* _DESCRIPTION OF THE TASK_: All entries should be output exactly as they stand.

* _SUPPLIED RECORDS_:
START
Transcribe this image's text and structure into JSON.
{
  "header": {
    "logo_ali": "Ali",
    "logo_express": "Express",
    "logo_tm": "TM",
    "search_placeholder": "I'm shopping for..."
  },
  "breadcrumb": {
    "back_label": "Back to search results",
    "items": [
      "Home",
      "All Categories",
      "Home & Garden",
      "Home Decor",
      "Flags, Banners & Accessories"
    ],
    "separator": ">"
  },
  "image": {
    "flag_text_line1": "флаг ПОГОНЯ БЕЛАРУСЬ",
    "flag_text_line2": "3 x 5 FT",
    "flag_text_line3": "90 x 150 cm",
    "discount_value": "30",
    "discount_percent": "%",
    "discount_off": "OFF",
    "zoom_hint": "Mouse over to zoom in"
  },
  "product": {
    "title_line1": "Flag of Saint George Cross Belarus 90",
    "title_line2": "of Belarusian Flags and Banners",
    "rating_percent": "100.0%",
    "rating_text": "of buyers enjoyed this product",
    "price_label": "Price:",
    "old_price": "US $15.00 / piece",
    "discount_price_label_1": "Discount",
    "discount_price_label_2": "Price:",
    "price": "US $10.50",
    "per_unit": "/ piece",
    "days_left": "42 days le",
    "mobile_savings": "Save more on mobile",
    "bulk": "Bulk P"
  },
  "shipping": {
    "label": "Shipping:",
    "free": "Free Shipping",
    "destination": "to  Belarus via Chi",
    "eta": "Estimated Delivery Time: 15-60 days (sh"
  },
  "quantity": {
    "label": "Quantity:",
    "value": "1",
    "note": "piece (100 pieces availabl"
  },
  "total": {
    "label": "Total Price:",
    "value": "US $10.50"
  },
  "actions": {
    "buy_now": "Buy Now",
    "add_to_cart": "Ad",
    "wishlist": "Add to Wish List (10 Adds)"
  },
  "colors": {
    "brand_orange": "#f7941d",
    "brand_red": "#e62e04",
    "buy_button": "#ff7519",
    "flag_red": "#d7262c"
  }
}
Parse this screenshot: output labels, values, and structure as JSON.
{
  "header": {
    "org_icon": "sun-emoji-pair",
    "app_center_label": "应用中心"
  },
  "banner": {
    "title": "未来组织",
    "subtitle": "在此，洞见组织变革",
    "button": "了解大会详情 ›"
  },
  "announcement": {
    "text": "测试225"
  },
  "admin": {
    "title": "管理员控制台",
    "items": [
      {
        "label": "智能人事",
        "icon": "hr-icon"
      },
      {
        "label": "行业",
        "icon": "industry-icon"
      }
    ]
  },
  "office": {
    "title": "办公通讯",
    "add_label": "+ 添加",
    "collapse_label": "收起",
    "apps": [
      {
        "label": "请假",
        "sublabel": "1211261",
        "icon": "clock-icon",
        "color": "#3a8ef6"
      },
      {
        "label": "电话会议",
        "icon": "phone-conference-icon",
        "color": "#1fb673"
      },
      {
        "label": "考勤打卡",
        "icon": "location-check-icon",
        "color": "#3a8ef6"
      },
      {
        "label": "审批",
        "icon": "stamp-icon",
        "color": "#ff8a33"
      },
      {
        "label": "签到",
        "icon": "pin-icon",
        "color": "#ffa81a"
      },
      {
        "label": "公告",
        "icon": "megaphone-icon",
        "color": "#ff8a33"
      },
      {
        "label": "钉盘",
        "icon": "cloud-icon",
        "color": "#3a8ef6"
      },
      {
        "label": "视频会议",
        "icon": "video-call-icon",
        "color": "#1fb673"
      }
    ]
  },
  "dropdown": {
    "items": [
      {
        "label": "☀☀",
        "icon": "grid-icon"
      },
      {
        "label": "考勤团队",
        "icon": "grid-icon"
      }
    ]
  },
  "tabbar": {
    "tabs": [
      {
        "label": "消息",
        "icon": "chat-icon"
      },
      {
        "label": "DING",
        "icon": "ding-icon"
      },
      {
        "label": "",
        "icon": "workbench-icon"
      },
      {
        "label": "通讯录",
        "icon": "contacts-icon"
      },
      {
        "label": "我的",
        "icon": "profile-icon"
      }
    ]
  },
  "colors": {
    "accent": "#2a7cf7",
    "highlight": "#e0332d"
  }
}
END
* _THE RESULT_:
Transcribe this image's text and structure into JSON.
{
  "header": {
    "logo_ali": "Ali",
    "logo_express": "Express",
    "logo_tm": "TM",
    "search_placeholder": "I'm shopping for..."
  },
  "breadcrumb": {
    "back_label": "Back to search results",
    "items": [
      "Home",
      "All Categories",
      "Home & Garden",
      "Home Decor",
      "Flags, Banners & Accessories"
    ],
    "separator": ">"
  },
  "image": {
    "flag_text_line1": "флаг ПОГОНЯ БЕЛАРУСЬ",
    "flag_text_line2": "3 x 5 FT",
    "flag_text_line3": "90 x 150 cm",
    "discount_value": "30",
    "discount_percent": "%",
    "discount_off": "OFF",
    "zoom_hint": "Mouse over to zoom in"
  },
  "product": {
    "title_line1": "Flag of Saint George Cross Belarus 90",
    "title_line2": "of Belarusian Flags and Banners",
    "rating_percent": "100.0%",
    "rating_text": "of buyers enjoyed this product",
    "price_label": "Price:",
    "old_price": "US $15.00 / piece",
    "discount_price_label_1": "Discount",
    "discount_price_label_2": "Price:",
    "price": "US $10.50",
    "per_unit": "/ piece",
    "days_left": "42 days le",
    "mobile_savings": "Save more on mobile",
    "bulk": "Bulk P"
  },
  "shipping": {
    "label": "Shipping:",
    "free": "Free Shipping",
    "destination": "to  Belarus via Chi",
    "eta": "Estimated Delivery Time: 15-60 days (sh"
  },
  "quantity": {
    "label": "Quantity:",
    "value": "1",
    "note": "piece (100 pieces availabl"
  },
  "total": {
    "label": "Total Price:",
    "value": "US $10.50"
  },
  "actions": {
    "buy_now": "Buy Now",
    "add_to_cart": "Ad",
    "wishlist": "Add to Wish List (10 Adds)"
  },
  "colors": {
    "brand_orange": "#f7941d",
    "brand_red": "#e62e04",
    "buy_button": "#ff7519",
    "flag_red": "#d7262c"
  }
}
Parse this screenshot: output labels, values, and structure as JSON.
{
  "header": {
    "org_icon": "sun-emoji-pair",
    "app_center_label": "应用中心"
  },
  "banner": {
    "title": "未来组织",
    "subtitle": "在此，洞见组织变革",
    "button": "了解大会详情 ›"
  },
  "announcement": {
    "text": "测试225"
  },
  "admin": {
    "title": "管理员控制台",
    "items": [
      {
        "label": "智能人事",
        "icon": "hr-icon"
      },
      {
        "label": "行业",
        "icon": "industry-icon"
      }
    ]
  },
  "office": {
    "title": "办公通讯",
    "add_label": "+ 添加",
    "collapse_label": "收起",
    "apps": [
      {
        "label": "请假",
        "sublabel": "1211261",
        "icon": "clock-icon",
        "color": "#3a8ef6"
      },
      {
        "label": "电话会议",
        "icon": "phone-conference-icon",
        "color": "#1fb673"
      },
      {
        "label": "考勤打卡",
        "icon": "location-check-icon",
        "color": "#3a8ef6"
      },
      {
        "label": "审批",
        "icon": "stamp-icon",
        "color": "#ff8a33"
      },
      {
        "label": "签到",
        "icon": "pin-icon",
        "color": "#ffa81a"
      },
      {
        "label": "公告",
        "icon": "megaphone-icon",
        "color": "#ff8a33"
      },
      {
        "label": "钉盘",
        "icon": "cloud-icon",
        "color": "#3a8ef6"
      },
      {
        "label": "视频会议",
        "icon": "video-call-icon",
        "color": "#1fb673"
      }
    ]
  },
  "dropdown": {
    "items": [
      {
        "label": "☀☀",
        "icon": "grid-icon"
      },
      {
        "label": "考勤团队",
        "icon": "grid-icon"
      }
    ]
  },
  "tabbar": {
    "tabs": [
      {
        "label": "消息",
        "icon": "chat-icon"
      },
      {
        "label": "DING",
        "icon": "ding-icon"
      },
      {
        "label": "",
        "icon": "workbench-icon"
      },
      {
        "label": "通讯录",
        "icon": "contacts-icon"
      },
      {
        "label": "我的",
        "icon": "profile-icon"
      }
    ]
  },
  "colors": {
    "accent": "#2a7cf7",
    "highlight": "#e0332d"
  }
}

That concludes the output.